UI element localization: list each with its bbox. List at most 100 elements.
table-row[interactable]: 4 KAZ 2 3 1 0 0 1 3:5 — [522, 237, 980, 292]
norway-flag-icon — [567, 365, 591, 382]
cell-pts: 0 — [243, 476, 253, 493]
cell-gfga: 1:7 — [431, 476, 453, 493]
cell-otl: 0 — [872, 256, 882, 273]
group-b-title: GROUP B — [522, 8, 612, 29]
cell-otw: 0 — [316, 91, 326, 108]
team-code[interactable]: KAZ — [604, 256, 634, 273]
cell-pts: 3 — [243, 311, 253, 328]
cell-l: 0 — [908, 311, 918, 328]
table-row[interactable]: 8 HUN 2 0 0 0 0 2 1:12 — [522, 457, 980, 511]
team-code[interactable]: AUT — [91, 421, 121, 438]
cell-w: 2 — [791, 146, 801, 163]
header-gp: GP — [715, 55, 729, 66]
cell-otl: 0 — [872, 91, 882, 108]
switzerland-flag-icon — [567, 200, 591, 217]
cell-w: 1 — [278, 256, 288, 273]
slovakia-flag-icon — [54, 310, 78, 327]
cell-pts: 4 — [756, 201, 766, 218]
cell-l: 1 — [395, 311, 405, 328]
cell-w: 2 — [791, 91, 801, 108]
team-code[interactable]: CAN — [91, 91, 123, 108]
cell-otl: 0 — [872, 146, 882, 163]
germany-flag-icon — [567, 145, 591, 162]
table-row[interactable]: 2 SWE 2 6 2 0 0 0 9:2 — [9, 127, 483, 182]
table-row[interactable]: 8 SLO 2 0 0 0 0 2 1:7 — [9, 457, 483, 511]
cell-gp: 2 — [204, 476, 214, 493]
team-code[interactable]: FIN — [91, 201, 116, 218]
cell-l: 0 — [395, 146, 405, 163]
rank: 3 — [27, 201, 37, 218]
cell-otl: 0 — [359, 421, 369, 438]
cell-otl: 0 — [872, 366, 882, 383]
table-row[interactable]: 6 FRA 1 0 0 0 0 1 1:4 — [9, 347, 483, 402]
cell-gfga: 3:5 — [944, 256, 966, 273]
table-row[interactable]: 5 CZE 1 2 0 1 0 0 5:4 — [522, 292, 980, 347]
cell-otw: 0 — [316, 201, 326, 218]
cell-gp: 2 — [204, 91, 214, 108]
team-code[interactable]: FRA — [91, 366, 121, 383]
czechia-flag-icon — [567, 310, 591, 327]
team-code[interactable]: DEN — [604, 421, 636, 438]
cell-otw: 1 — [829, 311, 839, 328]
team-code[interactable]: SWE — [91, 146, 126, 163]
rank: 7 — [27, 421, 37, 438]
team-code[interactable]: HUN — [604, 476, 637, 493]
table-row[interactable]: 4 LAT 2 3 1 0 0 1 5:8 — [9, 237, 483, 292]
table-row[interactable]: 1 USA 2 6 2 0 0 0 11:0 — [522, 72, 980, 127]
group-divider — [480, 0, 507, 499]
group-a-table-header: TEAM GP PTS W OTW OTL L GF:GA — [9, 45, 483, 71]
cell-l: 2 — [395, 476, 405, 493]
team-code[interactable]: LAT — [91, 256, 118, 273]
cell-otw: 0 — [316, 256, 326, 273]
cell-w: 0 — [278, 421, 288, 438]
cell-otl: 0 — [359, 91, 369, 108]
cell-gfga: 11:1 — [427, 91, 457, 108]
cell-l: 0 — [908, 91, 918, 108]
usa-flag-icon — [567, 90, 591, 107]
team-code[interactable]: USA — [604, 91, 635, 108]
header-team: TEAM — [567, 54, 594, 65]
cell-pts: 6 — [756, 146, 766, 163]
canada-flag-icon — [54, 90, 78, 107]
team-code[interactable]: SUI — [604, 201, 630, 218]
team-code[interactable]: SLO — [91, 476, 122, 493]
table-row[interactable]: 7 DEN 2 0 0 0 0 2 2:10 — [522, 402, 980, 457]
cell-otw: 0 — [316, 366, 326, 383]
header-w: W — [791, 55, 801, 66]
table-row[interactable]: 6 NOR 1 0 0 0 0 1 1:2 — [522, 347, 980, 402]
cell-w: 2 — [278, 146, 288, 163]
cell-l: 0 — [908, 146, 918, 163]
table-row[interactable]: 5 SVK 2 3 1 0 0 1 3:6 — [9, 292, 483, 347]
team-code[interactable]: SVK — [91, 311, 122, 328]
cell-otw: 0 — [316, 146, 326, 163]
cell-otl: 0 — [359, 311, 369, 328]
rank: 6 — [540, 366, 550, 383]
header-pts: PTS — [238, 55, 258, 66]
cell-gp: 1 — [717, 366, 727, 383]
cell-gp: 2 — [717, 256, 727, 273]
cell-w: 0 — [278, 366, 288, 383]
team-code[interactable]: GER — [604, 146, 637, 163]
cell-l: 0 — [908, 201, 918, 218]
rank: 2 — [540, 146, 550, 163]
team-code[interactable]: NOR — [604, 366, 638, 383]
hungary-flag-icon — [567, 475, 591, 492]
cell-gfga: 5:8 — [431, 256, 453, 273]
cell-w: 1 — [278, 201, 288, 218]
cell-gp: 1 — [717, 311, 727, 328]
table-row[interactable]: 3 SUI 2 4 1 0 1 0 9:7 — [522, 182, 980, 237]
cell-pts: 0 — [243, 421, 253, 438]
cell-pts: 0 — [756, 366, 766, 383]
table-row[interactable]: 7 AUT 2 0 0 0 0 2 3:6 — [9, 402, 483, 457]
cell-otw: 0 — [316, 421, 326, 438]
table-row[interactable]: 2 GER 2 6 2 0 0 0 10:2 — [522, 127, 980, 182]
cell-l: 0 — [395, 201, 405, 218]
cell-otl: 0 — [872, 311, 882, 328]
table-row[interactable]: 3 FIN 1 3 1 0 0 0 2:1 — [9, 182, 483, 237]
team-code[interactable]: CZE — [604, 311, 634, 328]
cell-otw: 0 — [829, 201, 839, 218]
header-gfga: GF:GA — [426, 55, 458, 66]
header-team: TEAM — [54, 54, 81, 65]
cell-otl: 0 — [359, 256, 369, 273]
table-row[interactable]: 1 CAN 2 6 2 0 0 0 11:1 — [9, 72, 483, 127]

• • • •

§ Description of the task:
Tally the lines in the data above that contain the string "group", matching case exactly. Reply with the count alone.

§ Full output:
3